— BEGIN Data —
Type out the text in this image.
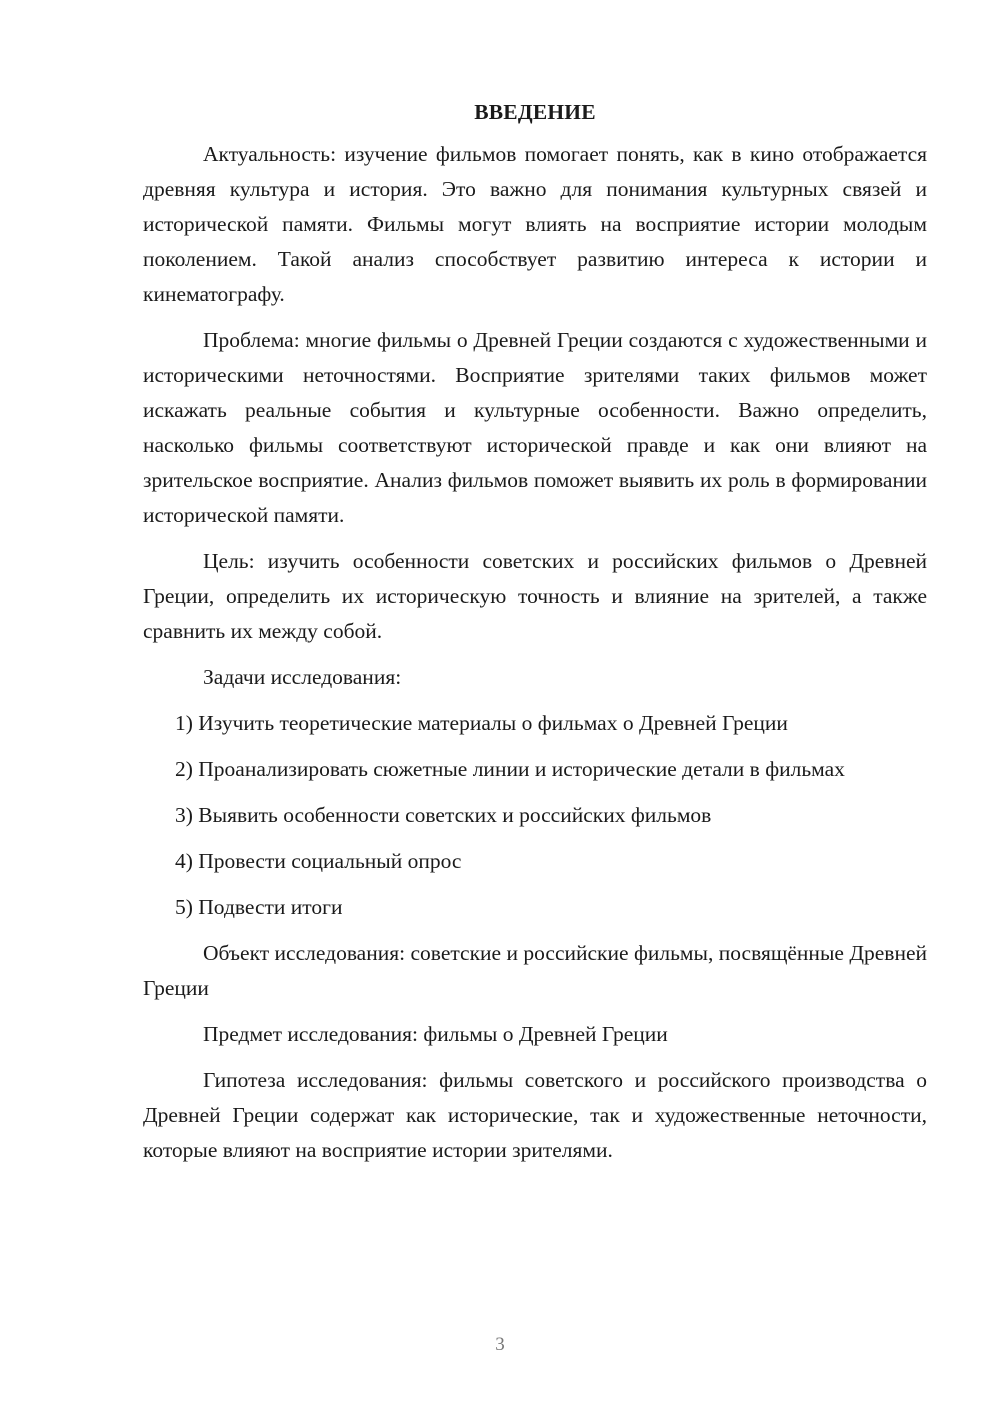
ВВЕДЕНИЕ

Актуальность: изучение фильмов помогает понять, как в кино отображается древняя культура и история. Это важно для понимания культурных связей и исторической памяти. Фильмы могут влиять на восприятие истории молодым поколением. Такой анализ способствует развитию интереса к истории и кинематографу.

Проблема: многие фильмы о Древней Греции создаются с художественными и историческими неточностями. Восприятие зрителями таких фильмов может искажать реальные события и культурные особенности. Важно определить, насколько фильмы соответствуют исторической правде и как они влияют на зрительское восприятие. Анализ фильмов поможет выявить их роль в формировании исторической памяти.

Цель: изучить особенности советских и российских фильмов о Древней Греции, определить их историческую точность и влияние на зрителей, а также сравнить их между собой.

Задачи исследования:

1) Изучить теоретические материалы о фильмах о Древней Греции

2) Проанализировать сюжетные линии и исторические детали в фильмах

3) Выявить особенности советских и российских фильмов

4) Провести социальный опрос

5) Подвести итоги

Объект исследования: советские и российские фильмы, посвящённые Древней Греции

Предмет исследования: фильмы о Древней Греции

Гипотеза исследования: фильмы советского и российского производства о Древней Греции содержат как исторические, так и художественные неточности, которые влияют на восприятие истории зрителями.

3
— END Data —
— BEGIN Data —
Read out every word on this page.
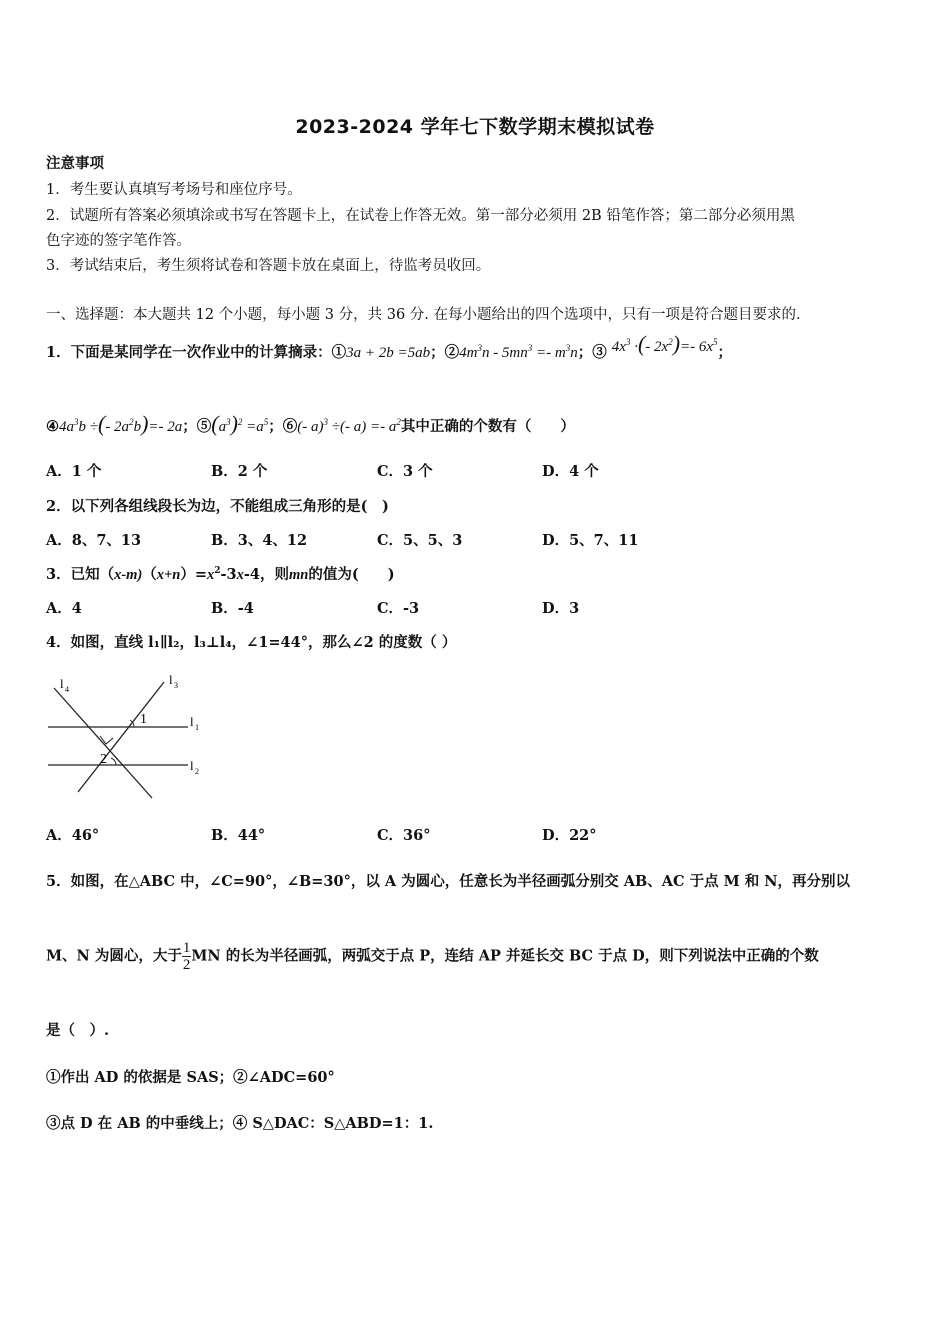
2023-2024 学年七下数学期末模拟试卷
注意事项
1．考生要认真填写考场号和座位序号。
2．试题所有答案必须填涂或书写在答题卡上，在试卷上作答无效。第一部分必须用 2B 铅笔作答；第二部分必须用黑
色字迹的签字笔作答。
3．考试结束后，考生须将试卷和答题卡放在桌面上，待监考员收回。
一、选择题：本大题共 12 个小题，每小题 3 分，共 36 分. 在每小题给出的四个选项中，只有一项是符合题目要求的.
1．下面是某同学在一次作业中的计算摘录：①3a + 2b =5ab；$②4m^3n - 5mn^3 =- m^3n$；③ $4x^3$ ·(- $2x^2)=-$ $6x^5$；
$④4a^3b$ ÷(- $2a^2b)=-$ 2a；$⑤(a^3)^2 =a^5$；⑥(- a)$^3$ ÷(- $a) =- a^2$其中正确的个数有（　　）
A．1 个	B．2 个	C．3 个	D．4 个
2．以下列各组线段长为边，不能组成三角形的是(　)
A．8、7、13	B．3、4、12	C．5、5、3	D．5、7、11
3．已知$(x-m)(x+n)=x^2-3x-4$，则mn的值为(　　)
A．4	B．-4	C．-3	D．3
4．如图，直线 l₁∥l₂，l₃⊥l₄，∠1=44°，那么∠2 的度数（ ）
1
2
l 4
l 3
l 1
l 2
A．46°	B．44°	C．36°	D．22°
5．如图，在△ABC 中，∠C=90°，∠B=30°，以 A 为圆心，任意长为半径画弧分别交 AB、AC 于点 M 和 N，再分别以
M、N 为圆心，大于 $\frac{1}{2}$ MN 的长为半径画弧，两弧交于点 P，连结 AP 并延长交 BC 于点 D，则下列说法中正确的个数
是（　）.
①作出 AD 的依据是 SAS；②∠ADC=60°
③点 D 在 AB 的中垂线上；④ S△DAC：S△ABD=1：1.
— END Data —
— BEGIN Data —
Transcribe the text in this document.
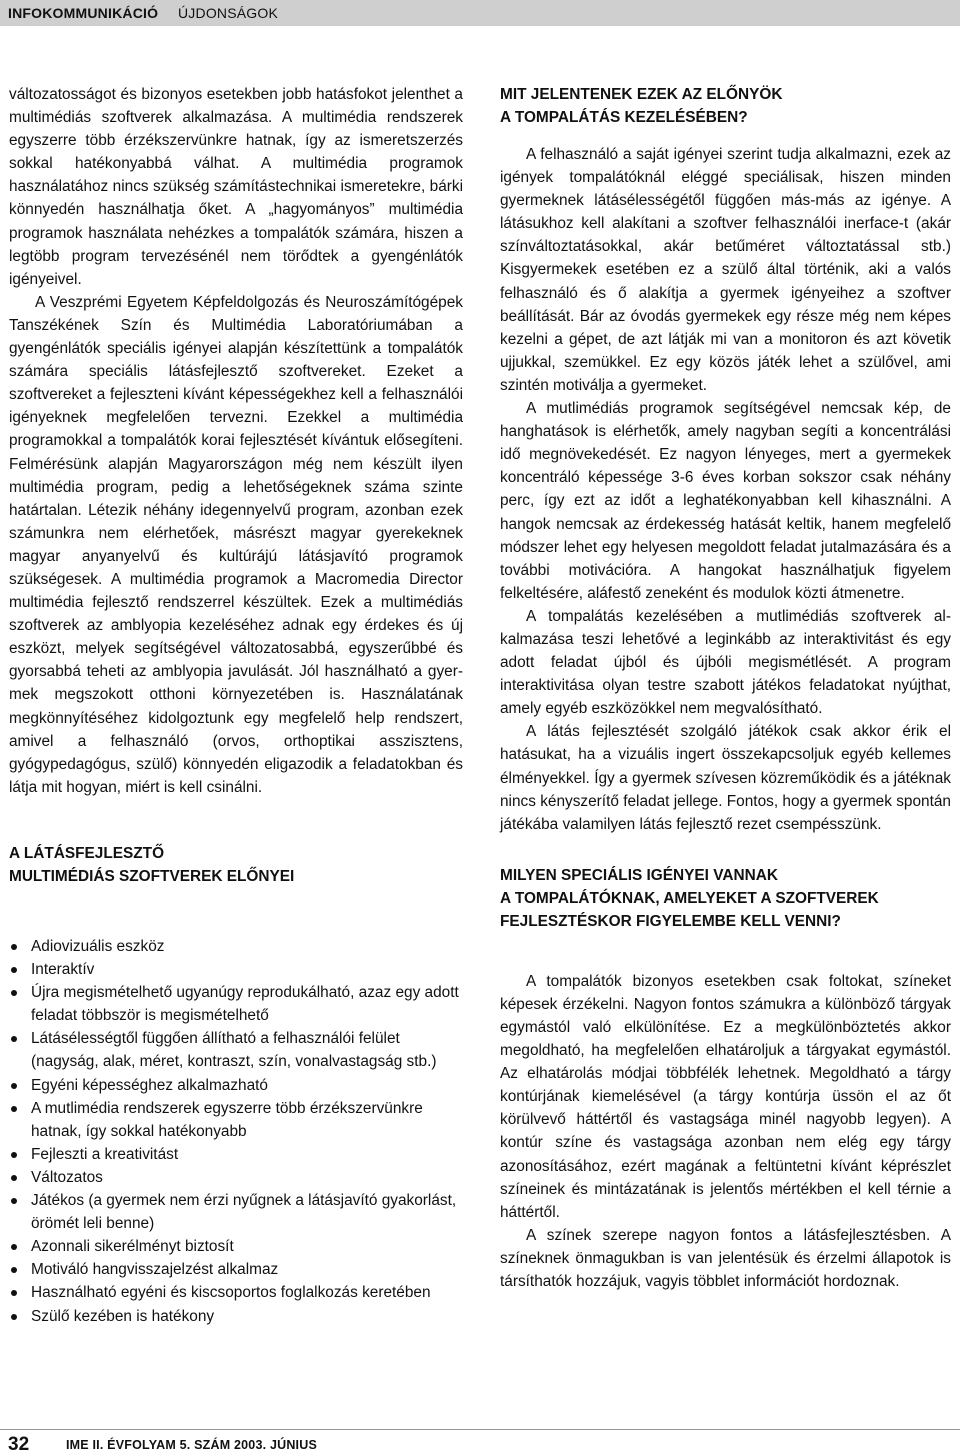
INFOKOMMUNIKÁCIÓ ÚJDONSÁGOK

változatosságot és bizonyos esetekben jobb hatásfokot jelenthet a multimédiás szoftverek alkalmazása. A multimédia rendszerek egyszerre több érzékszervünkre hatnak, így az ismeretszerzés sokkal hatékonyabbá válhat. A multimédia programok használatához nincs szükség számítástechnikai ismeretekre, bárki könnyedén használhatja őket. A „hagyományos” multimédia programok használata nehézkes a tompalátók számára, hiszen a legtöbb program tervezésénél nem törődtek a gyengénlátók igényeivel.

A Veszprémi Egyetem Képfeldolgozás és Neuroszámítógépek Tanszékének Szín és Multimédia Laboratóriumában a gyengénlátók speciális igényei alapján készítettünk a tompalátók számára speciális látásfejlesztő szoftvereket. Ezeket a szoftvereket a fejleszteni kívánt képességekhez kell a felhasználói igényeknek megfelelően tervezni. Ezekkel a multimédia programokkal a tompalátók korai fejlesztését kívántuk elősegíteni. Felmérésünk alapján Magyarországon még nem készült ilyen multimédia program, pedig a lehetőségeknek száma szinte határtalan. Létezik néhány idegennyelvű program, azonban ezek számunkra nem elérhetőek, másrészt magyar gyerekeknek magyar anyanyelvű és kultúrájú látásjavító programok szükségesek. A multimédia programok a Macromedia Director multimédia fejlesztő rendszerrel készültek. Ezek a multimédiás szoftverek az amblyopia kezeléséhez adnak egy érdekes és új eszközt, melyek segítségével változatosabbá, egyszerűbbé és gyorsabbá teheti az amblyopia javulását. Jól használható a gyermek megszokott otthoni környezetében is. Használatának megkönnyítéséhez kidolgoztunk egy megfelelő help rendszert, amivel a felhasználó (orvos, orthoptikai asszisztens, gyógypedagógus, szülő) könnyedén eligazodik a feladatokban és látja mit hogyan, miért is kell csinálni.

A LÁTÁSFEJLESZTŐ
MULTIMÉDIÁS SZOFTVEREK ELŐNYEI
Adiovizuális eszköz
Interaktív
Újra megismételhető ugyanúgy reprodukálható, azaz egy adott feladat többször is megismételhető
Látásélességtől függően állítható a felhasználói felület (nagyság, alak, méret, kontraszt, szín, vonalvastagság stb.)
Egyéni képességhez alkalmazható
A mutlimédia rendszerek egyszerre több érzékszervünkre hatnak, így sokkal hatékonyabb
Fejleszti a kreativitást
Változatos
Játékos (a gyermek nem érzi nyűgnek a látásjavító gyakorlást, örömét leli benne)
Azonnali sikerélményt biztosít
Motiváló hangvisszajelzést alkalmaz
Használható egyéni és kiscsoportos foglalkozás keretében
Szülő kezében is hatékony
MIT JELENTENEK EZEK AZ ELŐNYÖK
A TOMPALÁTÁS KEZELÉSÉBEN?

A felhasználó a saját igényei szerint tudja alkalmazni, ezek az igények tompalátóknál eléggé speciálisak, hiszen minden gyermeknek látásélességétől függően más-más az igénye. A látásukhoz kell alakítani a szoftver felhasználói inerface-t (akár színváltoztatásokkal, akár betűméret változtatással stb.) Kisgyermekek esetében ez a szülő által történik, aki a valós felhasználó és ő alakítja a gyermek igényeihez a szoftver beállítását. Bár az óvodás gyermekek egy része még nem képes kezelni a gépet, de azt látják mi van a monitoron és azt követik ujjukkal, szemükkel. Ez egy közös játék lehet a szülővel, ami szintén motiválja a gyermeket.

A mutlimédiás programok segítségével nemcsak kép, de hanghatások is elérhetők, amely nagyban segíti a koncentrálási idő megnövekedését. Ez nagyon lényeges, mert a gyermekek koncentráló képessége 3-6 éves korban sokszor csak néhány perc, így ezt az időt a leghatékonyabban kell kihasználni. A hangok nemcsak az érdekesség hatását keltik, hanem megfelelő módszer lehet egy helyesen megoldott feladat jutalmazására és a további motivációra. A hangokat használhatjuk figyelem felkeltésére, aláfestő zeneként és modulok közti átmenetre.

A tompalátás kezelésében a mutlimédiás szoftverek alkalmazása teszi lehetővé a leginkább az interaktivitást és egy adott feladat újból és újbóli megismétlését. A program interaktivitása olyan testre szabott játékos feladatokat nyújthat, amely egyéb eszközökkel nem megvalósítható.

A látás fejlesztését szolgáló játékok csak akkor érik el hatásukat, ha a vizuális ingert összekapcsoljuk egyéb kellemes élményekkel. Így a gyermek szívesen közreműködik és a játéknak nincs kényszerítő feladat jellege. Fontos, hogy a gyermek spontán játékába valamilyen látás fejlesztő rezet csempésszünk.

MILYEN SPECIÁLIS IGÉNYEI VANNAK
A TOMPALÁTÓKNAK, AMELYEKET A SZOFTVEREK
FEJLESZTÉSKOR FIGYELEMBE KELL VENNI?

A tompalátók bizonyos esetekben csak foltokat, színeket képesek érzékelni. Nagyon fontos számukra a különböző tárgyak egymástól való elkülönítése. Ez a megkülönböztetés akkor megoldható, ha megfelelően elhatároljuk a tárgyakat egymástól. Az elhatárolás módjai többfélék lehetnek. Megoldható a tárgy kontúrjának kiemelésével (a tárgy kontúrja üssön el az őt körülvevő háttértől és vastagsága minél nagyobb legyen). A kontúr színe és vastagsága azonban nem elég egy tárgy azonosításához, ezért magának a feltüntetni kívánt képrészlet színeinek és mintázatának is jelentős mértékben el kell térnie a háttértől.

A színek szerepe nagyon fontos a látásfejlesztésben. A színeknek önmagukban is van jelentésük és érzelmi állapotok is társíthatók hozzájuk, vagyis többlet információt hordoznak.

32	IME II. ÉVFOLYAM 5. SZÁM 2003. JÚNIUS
— END Data —
### Exercise description
Go through the records and gather the lines that hold "фильмах".

### Output of the exercise
1) Изучить теоретические материалы о фильмах о Древней Греции
2) Проанализировать сюжетные линии и исторические детали в фильмах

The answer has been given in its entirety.